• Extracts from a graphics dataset

____________

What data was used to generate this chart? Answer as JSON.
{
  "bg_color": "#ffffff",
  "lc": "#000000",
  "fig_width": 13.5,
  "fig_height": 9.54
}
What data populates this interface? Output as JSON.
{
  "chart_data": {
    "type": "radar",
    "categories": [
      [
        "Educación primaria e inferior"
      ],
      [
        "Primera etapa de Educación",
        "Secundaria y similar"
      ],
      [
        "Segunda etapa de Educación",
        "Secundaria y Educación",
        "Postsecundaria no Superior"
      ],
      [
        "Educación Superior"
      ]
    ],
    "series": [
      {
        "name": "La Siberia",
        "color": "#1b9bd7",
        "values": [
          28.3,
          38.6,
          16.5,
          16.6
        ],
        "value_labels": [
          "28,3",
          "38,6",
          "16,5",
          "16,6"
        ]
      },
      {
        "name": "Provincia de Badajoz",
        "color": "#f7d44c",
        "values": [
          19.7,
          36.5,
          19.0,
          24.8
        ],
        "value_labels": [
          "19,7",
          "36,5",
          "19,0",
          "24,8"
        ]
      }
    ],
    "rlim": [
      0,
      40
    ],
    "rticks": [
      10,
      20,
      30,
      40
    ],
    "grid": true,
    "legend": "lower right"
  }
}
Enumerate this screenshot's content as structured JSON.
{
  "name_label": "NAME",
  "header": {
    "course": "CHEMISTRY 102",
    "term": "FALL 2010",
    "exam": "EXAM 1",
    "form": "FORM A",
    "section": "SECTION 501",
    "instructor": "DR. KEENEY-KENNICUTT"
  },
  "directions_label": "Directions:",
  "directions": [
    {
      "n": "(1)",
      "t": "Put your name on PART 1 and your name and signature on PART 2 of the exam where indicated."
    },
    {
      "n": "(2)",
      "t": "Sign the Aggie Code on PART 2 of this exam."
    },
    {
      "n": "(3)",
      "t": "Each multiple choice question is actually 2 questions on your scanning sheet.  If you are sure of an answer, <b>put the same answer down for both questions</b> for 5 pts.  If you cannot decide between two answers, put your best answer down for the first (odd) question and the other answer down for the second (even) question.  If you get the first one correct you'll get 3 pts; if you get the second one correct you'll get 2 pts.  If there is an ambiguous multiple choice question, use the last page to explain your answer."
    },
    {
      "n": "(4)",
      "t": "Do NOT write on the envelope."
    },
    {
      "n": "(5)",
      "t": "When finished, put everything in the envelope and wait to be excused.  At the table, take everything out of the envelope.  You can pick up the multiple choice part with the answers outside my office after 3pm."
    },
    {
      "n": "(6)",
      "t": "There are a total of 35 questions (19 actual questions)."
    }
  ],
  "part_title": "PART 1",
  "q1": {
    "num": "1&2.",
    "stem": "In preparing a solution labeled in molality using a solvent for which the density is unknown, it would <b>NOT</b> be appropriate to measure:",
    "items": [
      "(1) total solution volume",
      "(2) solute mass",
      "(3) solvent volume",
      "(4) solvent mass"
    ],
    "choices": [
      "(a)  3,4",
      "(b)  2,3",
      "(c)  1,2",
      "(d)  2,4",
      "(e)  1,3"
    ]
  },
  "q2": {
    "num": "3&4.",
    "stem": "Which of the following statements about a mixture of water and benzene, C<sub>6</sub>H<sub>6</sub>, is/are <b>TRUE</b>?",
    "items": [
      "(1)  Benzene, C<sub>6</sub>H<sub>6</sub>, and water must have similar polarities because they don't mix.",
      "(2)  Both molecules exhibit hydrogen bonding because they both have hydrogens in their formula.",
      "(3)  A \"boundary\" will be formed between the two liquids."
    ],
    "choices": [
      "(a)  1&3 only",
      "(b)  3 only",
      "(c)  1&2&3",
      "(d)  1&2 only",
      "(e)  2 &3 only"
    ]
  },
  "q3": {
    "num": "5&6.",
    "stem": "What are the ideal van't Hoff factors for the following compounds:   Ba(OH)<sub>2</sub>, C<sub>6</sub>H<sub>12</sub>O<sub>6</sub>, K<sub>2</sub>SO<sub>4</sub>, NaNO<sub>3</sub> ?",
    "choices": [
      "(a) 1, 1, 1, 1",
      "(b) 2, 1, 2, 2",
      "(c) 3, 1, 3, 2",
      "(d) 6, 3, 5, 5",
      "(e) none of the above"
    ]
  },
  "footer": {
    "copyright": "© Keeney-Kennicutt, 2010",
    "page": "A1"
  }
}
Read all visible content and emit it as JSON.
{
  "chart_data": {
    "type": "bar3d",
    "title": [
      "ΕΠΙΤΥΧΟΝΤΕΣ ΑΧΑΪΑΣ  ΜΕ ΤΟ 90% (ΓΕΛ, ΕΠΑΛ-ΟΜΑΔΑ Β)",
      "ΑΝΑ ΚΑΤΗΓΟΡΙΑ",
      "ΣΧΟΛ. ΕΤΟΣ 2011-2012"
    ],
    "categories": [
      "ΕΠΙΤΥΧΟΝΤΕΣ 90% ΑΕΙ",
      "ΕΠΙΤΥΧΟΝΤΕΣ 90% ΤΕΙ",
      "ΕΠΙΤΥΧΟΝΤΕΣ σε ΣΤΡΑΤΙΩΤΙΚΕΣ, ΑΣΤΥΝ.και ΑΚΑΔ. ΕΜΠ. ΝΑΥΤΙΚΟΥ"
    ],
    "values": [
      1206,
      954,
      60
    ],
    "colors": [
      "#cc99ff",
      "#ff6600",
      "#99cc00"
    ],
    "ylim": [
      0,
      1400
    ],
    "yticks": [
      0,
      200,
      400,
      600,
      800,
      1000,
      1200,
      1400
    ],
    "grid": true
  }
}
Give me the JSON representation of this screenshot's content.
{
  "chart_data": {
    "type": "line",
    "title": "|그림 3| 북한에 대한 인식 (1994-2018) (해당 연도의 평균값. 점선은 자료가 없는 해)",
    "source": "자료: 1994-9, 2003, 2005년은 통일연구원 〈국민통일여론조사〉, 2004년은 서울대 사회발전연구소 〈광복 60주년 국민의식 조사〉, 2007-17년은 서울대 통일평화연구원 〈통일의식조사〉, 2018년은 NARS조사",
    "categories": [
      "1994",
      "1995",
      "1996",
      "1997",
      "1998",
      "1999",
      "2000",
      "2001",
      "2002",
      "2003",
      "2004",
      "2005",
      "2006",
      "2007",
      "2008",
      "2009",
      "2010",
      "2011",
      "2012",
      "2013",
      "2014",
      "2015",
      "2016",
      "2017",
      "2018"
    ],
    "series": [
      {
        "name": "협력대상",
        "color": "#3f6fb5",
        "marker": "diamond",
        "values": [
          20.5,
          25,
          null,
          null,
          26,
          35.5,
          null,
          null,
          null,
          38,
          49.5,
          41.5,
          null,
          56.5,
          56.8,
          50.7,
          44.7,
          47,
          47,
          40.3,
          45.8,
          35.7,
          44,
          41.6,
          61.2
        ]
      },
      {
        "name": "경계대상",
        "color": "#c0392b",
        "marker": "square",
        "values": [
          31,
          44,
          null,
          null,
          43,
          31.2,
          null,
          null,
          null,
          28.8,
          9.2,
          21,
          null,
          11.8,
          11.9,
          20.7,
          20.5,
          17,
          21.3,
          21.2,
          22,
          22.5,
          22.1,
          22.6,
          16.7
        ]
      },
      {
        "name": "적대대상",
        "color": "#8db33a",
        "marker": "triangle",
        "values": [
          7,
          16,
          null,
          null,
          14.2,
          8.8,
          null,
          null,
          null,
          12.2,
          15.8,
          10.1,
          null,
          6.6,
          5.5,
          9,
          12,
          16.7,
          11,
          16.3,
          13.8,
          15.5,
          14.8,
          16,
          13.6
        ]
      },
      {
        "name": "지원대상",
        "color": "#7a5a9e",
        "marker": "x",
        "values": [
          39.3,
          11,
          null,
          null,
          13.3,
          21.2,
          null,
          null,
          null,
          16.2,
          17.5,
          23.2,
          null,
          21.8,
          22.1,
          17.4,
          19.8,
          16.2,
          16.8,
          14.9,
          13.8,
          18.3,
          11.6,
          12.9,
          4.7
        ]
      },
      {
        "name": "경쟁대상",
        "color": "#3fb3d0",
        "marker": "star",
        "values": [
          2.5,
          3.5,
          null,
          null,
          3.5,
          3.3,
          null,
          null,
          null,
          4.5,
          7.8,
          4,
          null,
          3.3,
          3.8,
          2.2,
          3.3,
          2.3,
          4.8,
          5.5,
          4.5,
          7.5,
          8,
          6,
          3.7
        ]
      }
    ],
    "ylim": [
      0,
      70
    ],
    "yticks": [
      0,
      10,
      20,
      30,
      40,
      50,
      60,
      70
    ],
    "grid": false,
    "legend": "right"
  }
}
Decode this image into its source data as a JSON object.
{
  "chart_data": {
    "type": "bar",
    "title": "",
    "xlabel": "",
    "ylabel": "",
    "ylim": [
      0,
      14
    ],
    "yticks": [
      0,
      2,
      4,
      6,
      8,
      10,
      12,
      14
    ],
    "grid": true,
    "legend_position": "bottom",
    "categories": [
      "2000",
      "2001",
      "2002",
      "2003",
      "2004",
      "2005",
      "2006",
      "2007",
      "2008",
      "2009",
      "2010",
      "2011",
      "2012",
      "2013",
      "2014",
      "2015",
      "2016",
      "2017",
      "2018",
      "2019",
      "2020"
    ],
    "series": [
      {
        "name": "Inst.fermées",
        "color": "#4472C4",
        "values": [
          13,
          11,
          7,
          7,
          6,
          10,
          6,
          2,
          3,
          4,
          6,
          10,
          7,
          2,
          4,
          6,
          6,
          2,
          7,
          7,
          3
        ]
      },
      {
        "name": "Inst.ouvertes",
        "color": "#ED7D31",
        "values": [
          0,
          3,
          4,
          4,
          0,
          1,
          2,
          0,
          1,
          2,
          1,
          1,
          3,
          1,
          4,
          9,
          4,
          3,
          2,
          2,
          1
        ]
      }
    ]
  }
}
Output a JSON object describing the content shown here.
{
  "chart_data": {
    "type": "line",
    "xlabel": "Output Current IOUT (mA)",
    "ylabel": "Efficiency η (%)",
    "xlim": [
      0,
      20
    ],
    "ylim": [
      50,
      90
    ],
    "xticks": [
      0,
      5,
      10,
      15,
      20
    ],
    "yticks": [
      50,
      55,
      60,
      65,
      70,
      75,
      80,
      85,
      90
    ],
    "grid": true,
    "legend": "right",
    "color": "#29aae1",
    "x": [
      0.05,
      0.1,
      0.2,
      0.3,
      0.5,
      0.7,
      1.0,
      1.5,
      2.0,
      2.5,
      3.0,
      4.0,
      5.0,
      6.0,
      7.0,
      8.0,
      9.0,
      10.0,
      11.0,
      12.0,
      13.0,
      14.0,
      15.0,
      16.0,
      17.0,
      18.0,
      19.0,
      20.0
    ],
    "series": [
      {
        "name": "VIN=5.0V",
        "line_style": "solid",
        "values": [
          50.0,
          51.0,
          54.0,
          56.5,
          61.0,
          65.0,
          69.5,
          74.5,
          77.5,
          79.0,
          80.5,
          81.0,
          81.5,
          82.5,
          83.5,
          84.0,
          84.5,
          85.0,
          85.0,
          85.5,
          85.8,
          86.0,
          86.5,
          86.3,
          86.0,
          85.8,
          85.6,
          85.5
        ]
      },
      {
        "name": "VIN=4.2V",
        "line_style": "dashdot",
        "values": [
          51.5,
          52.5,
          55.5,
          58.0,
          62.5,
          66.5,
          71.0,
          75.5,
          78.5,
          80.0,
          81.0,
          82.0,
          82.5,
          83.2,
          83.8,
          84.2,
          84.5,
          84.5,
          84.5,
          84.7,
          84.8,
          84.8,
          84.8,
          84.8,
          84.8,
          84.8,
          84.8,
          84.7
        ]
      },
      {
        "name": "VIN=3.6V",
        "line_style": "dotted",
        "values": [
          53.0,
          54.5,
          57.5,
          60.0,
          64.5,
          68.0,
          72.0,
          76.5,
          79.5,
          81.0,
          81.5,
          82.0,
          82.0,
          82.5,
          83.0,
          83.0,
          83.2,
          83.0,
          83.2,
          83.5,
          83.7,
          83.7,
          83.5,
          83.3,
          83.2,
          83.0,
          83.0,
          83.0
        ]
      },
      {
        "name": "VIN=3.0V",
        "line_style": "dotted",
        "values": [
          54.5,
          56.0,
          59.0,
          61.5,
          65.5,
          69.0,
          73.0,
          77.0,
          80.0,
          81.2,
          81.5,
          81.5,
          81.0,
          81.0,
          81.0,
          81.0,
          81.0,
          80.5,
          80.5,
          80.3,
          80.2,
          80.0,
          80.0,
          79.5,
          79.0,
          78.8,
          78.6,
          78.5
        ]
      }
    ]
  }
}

____________

• TASK
From the entries above, collect every line with the string "ΕΠΙΤΥΧΟΝΤΕΣ" in it.

• COMPLETE RESPONSE
      "ΕΠΙΤΥΧΟΝΤΕΣ ΑΧΑΪΑΣ  ΜΕ ΤΟ 90% (ΓΕΛ, ΕΠΑΛ-ΟΜΑΔΑ Β)",
      "ΕΠΙΤΥΧΟΝΤΕΣ 90% ΑΕΙ",
      "ΕΠΙΤΥΧΟΝΤΕΣ 90% ΤΕΙ",
      "ΕΠΙΤΥΧΟΝΤΕΣ σε ΣΤΡΑΤΙΩΤΙΚΕΣ, ΑΣΤΥΝ.και ΑΚΑΔ. ΕΜΠ. ΝΑΥΤΙΚΟΥ"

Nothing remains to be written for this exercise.